What is asked: From the material below, list every line containing "direction".

Data shown:
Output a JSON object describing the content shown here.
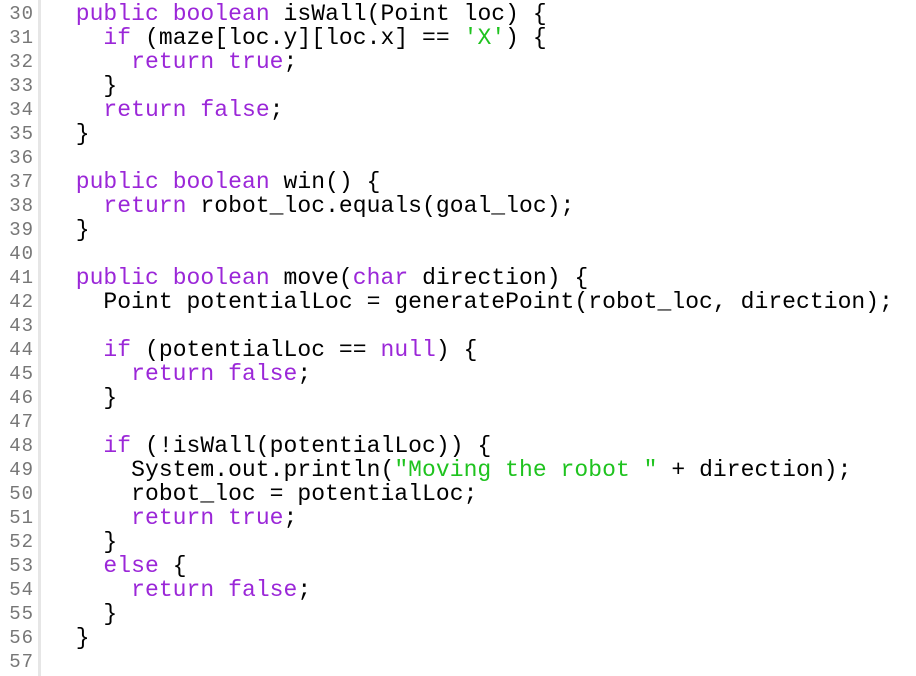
{
  "editor": {
    "language": "java",
    "colors": {
      "keyword": "#9b27d8",
      "string": "#1fc31f",
      "plain": "#000000",
      "line_number": "#777777",
      "gutter_border": "#e6e6e6"
    },
    "lines": [
      {
        "number": "30",
        "tokens": [
          {
            "t": "  "
          },
          {
            "t": "public",
            "k": "kw"
          },
          {
            "t": " "
          },
          {
            "t": "boolean",
            "k": "kw"
          },
          {
            "t": " isWall(Point loc) {"
          }
        ]
      },
      {
        "number": "31",
        "tokens": [
          {
            "t": "    "
          },
          {
            "t": "if",
            "k": "kw"
          },
          {
            "t": " (maze[loc.y][loc.x] == "
          },
          {
            "t": "'X'",
            "k": "str"
          },
          {
            "t": ") {"
          }
        ]
      },
      {
        "number": "32",
        "tokens": [
          {
            "t": "      "
          },
          {
            "t": "return",
            "k": "kw"
          },
          {
            "t": " "
          },
          {
            "t": "true",
            "k": "kw"
          },
          {
            "t": ";"
          }
        ]
      },
      {
        "number": "33",
        "tokens": [
          {
            "t": "    }"
          }
        ]
      },
      {
        "number": "34",
        "tokens": [
          {
            "t": "    "
          },
          {
            "t": "return",
            "k": "kw"
          },
          {
            "t": " "
          },
          {
            "t": "false",
            "k": "kw"
          },
          {
            "t": ";"
          }
        ]
      },
      {
        "number": "35",
        "tokens": [
          {
            "t": "  }"
          }
        ]
      },
      {
        "number": "36",
        "tokens": []
      },
      {
        "number": "37",
        "tokens": [
          {
            "t": "  "
          },
          {
            "t": "public",
            "k": "kw"
          },
          {
            "t": " "
          },
          {
            "t": "boolean",
            "k": "kw"
          },
          {
            "t": " win() {"
          }
        ]
      },
      {
        "number": "38",
        "tokens": [
          {
            "t": "    "
          },
          {
            "t": "return",
            "k": "kw"
          },
          {
            "t": " robot_loc.equals(goal_loc);"
          }
        ]
      },
      {
        "number": "39",
        "tokens": [
          {
            "t": "  }"
          }
        ]
      },
      {
        "number": "40",
        "tokens": []
      },
      {
        "number": "41",
        "tokens": [
          {
            "t": "  "
          },
          {
            "t": "public",
            "k": "kw"
          },
          {
            "t": " "
          },
          {
            "t": "boolean",
            "k": "kw"
          },
          {
            "t": " move("
          },
          {
            "t": "char",
            "k": "kw"
          },
          {
            "t": " direction) {"
          }
        ]
      },
      {
        "number": "42",
        "tokens": [
          {
            "t": "    Point potentialLoc = generatePoint(robot_loc, direction);"
          }
        ]
      },
      {
        "number": "43",
        "tokens": []
      },
      {
        "number": "44",
        "tokens": [
          {
            "t": "    "
          },
          {
            "t": "if",
            "k": "kw"
          },
          {
            "t": " (potentialLoc == "
          },
          {
            "t": "null",
            "k": "kw"
          },
          {
            "t": ") {"
          }
        ]
      },
      {
        "number": "45",
        "tokens": [
          {
            "t": "      "
          },
          {
            "t": "return",
            "k": "kw"
          },
          {
            "t": " "
          },
          {
            "t": "false",
            "k": "kw"
          },
          {
            "t": ";"
          }
        ]
      },
      {
        "number": "46",
        "tokens": [
          {
            "t": "    }"
          }
        ]
      },
      {
        "number": "47",
        "tokens": []
      },
      {
        "number": "48",
        "tokens": [
          {
            "t": "    "
          },
          {
            "t": "if",
            "k": "kw"
          },
          {
            "t": " (!isWall(potentialLoc)) {"
          }
        ]
      },
      {
        "number": "49",
        "tokens": [
          {
            "t": "      System.out.println("
          },
          {
            "t": "\"Moving the robot \"",
            "k": "str"
          },
          {
            "t": " + direction);"
          }
        ]
      },
      {
        "number": "50",
        "tokens": [
          {
            "t": "      robot_loc = potentialLoc;"
          }
        ]
      },
      {
        "number": "51",
        "tokens": [
          {
            "t": "      "
          },
          {
            "t": "return",
            "k": "kw"
          },
          {
            "t": " "
          },
          {
            "t": "true",
            "k": "kw"
          },
          {
            "t": ";"
          }
        ]
      },
      {
        "number": "52",
        "tokens": [
          {
            "t": "    }"
          }
        ]
      },
      {
        "number": "53",
        "tokens": [
          {
            "t": "    "
          },
          {
            "t": "else",
            "k": "kw"
          },
          {
            "t": " {"
          }
        ]
      },
      {
        "number": "54",
        "tokens": [
          {
            "t": "      "
          },
          {
            "t": "return",
            "k": "kw"
          },
          {
            "t": " "
          },
          {
            "t": "false",
            "k": "kw"
          },
          {
            "t": ";"
          }
        ]
      },
      {
        "number": "55",
        "tokens": [
          {
            "t": "    }"
          }
        ]
      },
      {
        "number": "56",
        "tokens": [
          {
            "t": "  }"
          }
        ]
      },
      {
        "number": "57",
        "tokens": []
      }
    ]
  }
}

Exercise answer:
            "t": " direction) {"
            "t": "    Point potentialLoc = generatePoint(robot_loc, direction);"
            "t": " + direction);"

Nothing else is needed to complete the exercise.